§ **SET TASK**
All entries must be repeated exactly; do not include the pictures.

§ **INFORMATION PROVIDED**
BEGIN

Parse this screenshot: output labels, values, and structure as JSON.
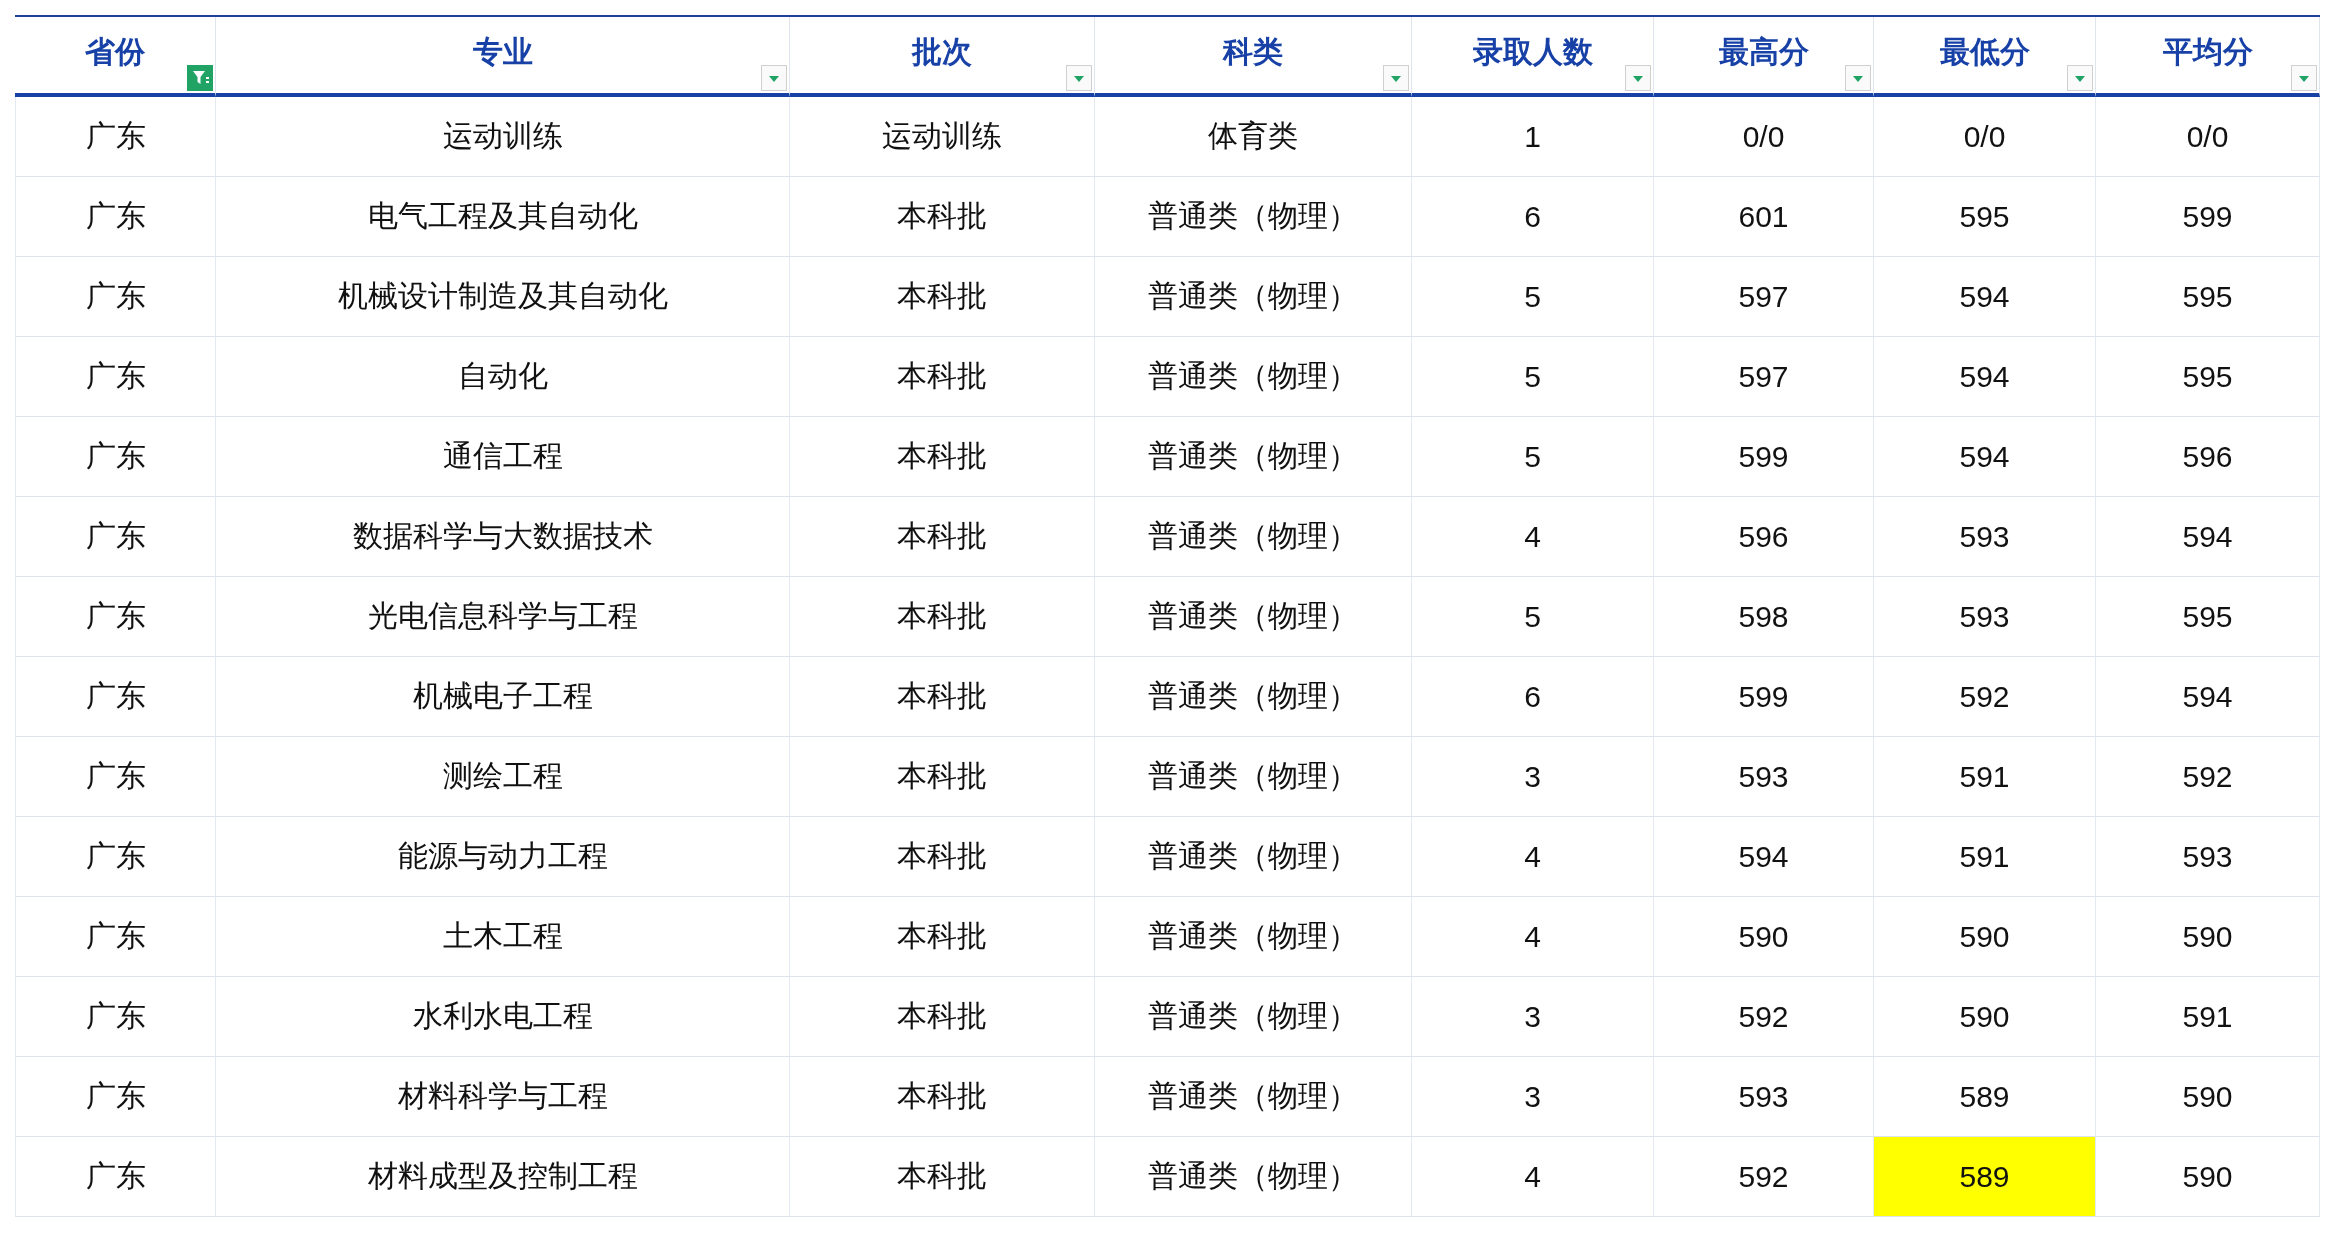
{
  "table": {
    "columns": [
      {
        "label": "省份",
        "filter_active": true
      },
      {
        "label": "专业",
        "filter_active": false
      },
      {
        "label": "批次",
        "filter_active": false
      },
      {
        "label": "科类",
        "filter_active": false
      },
      {
        "label": "录取人数",
        "filter_active": false
      },
      {
        "label": "最高分",
        "filter_active": false
      },
      {
        "label": "最低分",
        "filter_active": false
      },
      {
        "label": "平均分",
        "filter_active": false
      }
    ],
    "rows": [
      {
        "cells": [
          "广东",
          "运动训练",
          "运动训练",
          "体育类",
          "1",
          "0/0",
          "0/0",
          "0/0"
        ],
        "lowest_highlighted": false
      },
      {
        "cells": [
          "广东",
          "电气工程及其自动化",
          "本科批",
          "普通类（物理）",
          "6",
          "601",
          "595",
          "599"
        ],
        "lowest_highlighted": false
      },
      {
        "cells": [
          "广东",
          "机械设计制造及其自动化",
          "本科批",
          "普通类（物理）",
          "5",
          "597",
          "594",
          "595"
        ],
        "lowest_highlighted": false
      },
      {
        "cells": [
          "广东",
          "自动化",
          "本科批",
          "普通类（物理）",
          "5",
          "597",
          "594",
          "595"
        ],
        "lowest_highlighted": false
      },
      {
        "cells": [
          "广东",
          "通信工程",
          "本科批",
          "普通类（物理）",
          "5",
          "599",
          "594",
          "596"
        ],
        "lowest_highlighted": false
      },
      {
        "cells": [
          "广东",
          "数据科学与大数据技术",
          "本科批",
          "普通类（物理）",
          "4",
          "596",
          "593",
          "594"
        ],
        "lowest_highlighted": false
      },
      {
        "cells": [
          "广东",
          "光电信息科学与工程",
          "本科批",
          "普通类（物理）",
          "5",
          "598",
          "593",
          "595"
        ],
        "lowest_highlighted": false
      },
      {
        "cells": [
          "广东",
          "机械电子工程",
          "本科批",
          "普通类（物理）",
          "6",
          "599",
          "592",
          "594"
        ],
        "lowest_highlighted": false
      },
      {
        "cells": [
          "广东",
          "测绘工程",
          "本科批",
          "普通类（物理）",
          "3",
          "593",
          "591",
          "592"
        ],
        "lowest_highlighted": false
      },
      {
        "cells": [
          "广东",
          "能源与动力工程",
          "本科批",
          "普通类（物理）",
          "4",
          "594",
          "591",
          "593"
        ],
        "lowest_highlighted": false
      },
      {
        "cells": [
          "广东",
          "土木工程",
          "本科批",
          "普通类（物理）",
          "4",
          "590",
          "590",
          "590"
        ],
        "lowest_highlighted": false
      },
      {
        "cells": [
          "广东",
          "水利水电工程",
          "本科批",
          "普通类（物理）",
          "3",
          "592",
          "590",
          "591"
        ],
        "lowest_highlighted": false
      },
      {
        "cells": [
          "广东",
          "材料科学与工程",
          "本科批",
          "普通类（物理）",
          "3",
          "593",
          "589",
          "590"
        ],
        "lowest_highlighted": false
      },
      {
        "cells": [
          "广东",
          "材料成型及控制工程",
          "本科批",
          "普通类（物理）",
          "4",
          "592",
          "589",
          "590"
        ],
        "lowest_highlighted": true
      }
    ]
  }
}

END

§ **ANSWER TO THE TASK**
Parse this screenshot: output labels, values, and structure as JSON.
{
  "table": {
    "columns": [
      {
        "label": "省份",
        "filter_active": true
      },
      {
        "label": "专业",
        "filter_active": false
      },
      {
        "label": "批次",
        "filter_active": false
      },
      {
        "label": "科类",
        "filter_active": false
      },
      {
        "label": "录取人数",
        "filter_active": false
      },
      {
        "label": "最高分",
        "filter_active": false
      },
      {
        "label": "最低分",
        "filter_active": false
      },
      {
        "label": "平均分",
        "filter_active": false
      }
    ],
    "rows": [
      {
        "cells": [
          "广东",
          "运动训练",
          "运动训练",
          "体育类",
          "1",
          "0/0",
          "0/0",
          "0/0"
        ],
        "lowest_highlighted": false
      },
      {
        "cells": [
          "广东",
          "电气工程及其自动化",
          "本科批",
          "普通类（物理）",
          "6",
          "601",
          "595",
          "599"
        ],
        "lowest_highlighted": false
      },
      {
        "cells": [
          "广东",
          "机械设计制造及其自动化",
          "本科批",
          "普通类（物理）",
          "5",
          "597",
          "594",
          "595"
        ],
        "lowest_highlighted": false
      },
      {
        "cells": [
          "广东",
          "自动化",
          "本科批",
          "普通类（物理）",
          "5",
          "597",
          "594",
          "595"
        ],
        "lowest_highlighted": false
      },
      {
        "cells": [
          "广东",
          "通信工程",
          "本科批",
          "普通类（物理）",
          "5",
          "599",
          "594",
          "596"
        ],
        "lowest_highlighted": false
      },
      {
        "cells": [
          "广东",
          "数据科学与大数据技术",
          "本科批",
          "普通类（物理）",
          "4",
          "596",
          "593",
          "594"
        ],
        "lowest_highlighted": false
      },
      {
        "cells": [
          "广东",
          "光电信息科学与工程",
          "本科批",
          "普通类（物理）",
          "5",
          "598",
          "593",
          "595"
        ],
        "lowest_highlighted": false
      },
      {
        "cells": [
          "广东",
          "机械电子工程",
          "本科批",
          "普通类（物理）",
          "6",
          "599",
          "592",
          "594"
        ],
        "lowest_highlighted": false
      },
      {
        "cells": [
          "广东",
          "测绘工程",
          "本科批",
          "普通类（物理）",
          "3",
          "593",
          "591",
          "592"
        ],
        "lowest_highlighted": false
      },
      {
        "cells": [
          "广东",
          "能源与动力工程",
          "本科批",
          "普通类（物理）",
          "4",
          "594",
          "591",
          "593"
        ],
        "lowest_highlighted": false
      },
      {
        "cells": [
          "广东",
          "土木工程",
          "本科批",
          "普通类（物理）",
          "4",
          "590",
          "590",
          "590"
        ],
        "lowest_highlighted": false
      },
      {
        "cells": [
          "广东",
          "水利水电工程",
          "本科批",
          "普通类（物理）",
          "3",
          "592",
          "590",
          "591"
        ],
        "lowest_highlighted": false
      },
      {
        "cells": [
          "广东",
          "材料科学与工程",
          "本科批",
          "普通类（物理）",
          "3",
          "593",
          "589",
          "590"
        ],
        "lowest_highlighted": false
      },
      {
        "cells": [
          "广东",
          "材料成型及控制工程",
          "本科批",
          "普通类（物理）",
          "4",
          "592",
          "589",
          "590"
        ],
        "lowest_highlighted": true
      }
    ]
  }
}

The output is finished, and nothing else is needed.